» **Provided data**:
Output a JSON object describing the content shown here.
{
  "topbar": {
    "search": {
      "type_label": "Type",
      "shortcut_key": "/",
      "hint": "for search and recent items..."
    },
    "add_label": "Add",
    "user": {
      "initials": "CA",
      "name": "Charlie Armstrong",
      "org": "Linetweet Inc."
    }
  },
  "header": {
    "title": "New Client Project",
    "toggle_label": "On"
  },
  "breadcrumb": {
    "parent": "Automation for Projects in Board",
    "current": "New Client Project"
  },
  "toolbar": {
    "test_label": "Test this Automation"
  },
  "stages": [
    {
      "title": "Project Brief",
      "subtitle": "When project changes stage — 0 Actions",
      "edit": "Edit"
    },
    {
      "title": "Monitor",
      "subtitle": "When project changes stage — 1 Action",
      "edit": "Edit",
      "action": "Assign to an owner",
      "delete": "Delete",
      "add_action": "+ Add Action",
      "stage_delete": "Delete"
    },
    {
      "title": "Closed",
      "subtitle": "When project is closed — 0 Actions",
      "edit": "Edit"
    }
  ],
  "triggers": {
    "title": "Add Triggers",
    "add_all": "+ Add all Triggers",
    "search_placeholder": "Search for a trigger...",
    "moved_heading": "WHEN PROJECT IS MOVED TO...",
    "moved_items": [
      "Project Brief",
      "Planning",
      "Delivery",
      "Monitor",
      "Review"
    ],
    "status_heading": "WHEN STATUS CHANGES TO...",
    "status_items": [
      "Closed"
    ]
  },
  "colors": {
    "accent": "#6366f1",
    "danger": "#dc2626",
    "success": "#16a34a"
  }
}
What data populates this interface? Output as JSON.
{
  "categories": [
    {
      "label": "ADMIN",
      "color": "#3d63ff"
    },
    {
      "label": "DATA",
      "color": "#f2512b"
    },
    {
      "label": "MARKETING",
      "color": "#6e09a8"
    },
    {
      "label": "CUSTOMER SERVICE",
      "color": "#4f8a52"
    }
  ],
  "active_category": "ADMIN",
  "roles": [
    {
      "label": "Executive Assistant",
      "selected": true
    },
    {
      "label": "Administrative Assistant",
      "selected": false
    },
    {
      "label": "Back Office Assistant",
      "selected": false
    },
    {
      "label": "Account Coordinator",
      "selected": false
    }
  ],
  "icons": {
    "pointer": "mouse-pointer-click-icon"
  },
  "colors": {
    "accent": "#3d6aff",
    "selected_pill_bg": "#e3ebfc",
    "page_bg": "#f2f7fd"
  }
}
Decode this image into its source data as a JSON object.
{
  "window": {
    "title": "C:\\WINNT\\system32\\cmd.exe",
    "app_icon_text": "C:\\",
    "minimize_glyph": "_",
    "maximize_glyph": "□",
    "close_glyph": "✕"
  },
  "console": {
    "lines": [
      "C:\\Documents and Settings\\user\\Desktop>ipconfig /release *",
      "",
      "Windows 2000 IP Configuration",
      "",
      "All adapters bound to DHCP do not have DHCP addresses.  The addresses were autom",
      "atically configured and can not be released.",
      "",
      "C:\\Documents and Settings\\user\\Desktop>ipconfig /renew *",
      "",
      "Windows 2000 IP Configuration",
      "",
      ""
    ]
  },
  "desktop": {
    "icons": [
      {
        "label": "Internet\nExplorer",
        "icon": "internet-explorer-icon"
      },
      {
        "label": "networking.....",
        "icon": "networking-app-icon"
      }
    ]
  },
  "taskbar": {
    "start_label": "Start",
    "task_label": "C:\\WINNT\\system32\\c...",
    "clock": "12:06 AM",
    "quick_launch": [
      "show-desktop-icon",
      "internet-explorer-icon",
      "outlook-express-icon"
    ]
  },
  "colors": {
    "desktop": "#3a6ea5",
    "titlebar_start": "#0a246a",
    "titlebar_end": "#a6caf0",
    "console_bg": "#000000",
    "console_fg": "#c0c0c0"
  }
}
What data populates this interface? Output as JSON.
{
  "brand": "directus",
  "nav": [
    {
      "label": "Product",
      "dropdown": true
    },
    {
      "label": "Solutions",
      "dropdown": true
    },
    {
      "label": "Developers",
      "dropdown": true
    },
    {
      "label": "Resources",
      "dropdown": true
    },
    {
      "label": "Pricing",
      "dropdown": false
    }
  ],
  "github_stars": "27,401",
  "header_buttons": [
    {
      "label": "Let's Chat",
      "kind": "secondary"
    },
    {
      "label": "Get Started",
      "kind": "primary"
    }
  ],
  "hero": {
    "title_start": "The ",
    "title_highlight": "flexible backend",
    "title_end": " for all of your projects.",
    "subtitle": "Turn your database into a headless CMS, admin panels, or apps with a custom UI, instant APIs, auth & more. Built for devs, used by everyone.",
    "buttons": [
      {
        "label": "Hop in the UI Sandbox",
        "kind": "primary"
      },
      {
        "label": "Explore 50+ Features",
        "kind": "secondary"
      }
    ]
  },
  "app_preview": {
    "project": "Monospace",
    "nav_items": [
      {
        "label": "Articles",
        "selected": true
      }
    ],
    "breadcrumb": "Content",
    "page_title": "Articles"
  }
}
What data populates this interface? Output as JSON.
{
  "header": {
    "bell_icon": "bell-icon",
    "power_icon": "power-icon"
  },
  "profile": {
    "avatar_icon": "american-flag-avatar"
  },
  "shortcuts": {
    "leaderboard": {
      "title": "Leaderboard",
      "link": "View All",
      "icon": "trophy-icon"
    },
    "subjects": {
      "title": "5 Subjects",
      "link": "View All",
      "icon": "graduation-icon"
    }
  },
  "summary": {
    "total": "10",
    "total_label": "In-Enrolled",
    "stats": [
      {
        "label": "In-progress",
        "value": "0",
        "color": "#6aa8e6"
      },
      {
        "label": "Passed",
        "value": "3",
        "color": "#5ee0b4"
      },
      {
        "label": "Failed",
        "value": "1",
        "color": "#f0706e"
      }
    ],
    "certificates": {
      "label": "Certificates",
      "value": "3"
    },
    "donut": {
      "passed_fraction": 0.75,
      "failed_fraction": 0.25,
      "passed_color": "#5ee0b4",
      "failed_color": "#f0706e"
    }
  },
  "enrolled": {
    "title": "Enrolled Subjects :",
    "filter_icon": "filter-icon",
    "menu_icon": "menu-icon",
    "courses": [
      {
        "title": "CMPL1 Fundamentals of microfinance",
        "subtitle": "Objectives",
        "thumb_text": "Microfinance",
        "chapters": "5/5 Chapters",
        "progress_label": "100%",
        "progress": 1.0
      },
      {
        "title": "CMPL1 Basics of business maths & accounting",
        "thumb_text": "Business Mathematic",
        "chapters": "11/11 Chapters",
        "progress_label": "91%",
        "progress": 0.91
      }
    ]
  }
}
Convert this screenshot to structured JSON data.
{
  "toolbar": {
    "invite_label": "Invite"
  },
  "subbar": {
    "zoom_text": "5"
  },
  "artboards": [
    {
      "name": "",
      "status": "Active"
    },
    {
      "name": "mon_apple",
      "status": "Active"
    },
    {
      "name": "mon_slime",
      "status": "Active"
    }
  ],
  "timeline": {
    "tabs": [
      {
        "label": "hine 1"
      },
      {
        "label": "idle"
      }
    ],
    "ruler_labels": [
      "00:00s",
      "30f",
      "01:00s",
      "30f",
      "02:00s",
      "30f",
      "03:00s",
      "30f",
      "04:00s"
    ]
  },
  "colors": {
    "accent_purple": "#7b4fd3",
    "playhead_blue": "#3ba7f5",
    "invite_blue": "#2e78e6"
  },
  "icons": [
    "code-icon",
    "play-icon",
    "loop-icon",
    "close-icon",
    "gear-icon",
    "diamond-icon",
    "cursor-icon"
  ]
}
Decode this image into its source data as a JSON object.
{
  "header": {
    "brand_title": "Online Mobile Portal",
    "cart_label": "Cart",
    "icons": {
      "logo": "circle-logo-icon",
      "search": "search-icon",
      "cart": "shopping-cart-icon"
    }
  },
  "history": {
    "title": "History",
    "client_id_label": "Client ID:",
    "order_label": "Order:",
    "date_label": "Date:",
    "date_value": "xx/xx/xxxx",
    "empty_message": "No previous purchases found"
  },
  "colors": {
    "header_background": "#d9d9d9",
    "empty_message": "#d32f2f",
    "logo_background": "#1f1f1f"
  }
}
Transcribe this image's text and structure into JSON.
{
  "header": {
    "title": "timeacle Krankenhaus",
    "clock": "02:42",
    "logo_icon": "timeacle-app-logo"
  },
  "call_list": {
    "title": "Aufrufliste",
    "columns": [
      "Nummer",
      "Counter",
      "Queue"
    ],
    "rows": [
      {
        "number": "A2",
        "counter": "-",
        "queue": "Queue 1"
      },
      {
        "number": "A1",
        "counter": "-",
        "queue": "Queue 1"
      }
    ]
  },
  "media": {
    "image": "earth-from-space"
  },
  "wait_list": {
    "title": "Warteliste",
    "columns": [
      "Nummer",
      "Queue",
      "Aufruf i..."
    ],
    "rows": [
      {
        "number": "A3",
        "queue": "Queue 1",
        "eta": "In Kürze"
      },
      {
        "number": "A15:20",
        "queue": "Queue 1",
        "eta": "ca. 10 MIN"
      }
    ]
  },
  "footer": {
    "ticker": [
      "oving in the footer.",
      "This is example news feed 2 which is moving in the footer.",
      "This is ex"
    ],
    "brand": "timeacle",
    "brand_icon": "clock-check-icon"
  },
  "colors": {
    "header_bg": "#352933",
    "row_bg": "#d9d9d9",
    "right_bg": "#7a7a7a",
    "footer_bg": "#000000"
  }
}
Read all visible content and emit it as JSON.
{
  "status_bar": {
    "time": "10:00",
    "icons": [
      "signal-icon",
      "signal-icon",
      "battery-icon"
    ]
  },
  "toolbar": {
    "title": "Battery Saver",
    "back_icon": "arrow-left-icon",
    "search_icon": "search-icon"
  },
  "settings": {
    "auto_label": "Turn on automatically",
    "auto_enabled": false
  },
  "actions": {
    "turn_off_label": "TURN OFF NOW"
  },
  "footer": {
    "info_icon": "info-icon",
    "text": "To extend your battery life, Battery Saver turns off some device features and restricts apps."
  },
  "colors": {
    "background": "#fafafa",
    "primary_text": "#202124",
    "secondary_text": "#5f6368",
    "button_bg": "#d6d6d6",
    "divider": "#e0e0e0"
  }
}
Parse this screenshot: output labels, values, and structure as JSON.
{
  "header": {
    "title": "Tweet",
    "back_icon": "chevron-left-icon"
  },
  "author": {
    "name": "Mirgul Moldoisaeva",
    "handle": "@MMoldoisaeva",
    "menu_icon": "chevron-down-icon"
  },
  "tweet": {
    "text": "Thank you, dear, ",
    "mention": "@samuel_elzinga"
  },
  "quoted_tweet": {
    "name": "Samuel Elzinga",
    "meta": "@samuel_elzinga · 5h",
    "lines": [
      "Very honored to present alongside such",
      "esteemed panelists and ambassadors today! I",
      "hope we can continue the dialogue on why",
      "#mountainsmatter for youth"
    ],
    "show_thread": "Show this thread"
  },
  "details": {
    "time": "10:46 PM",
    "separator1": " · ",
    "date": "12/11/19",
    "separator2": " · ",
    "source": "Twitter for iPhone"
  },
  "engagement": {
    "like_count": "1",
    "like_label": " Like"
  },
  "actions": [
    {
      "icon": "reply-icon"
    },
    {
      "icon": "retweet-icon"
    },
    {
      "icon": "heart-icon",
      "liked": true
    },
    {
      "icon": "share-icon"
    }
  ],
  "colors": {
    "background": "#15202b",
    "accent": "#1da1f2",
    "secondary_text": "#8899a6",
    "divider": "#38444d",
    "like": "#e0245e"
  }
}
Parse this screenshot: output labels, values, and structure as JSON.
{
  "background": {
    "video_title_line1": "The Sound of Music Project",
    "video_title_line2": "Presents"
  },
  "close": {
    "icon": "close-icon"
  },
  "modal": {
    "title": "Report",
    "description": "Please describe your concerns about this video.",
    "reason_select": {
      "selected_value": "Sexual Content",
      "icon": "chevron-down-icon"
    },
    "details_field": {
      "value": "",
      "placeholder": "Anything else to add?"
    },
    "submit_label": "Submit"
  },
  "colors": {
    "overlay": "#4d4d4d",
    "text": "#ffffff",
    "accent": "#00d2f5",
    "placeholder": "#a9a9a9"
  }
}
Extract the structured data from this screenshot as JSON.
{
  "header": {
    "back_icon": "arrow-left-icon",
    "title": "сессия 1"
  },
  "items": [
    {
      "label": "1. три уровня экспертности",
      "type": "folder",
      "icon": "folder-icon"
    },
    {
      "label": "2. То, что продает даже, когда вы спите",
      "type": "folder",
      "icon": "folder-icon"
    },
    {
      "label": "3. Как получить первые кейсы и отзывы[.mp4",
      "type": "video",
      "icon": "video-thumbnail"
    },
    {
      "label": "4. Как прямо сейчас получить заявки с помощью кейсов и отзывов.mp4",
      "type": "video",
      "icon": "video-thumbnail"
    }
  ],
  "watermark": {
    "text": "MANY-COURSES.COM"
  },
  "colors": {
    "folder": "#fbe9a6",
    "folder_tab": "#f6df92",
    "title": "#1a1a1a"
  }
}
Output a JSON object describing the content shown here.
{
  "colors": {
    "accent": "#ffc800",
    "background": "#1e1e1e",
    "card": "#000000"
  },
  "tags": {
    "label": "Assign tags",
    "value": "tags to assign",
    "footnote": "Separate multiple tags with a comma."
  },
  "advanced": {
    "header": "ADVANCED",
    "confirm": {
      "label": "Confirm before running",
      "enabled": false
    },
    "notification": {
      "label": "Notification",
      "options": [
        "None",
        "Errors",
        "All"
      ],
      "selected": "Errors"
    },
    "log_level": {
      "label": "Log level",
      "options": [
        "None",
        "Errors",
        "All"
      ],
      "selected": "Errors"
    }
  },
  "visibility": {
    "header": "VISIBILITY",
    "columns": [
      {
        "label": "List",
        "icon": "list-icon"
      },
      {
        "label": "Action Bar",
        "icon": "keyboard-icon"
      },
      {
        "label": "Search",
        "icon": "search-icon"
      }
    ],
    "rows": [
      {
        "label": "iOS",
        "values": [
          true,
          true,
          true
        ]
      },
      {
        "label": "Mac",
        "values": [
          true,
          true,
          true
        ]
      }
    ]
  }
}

» **What is asked**: Copy every line above in which the string "timeacle" shows up.

» **Answer**:
    "title": "timeacle Krankenhaus",
    "logo_icon": "timeacle-app-logo"
    "brand": "timeacle",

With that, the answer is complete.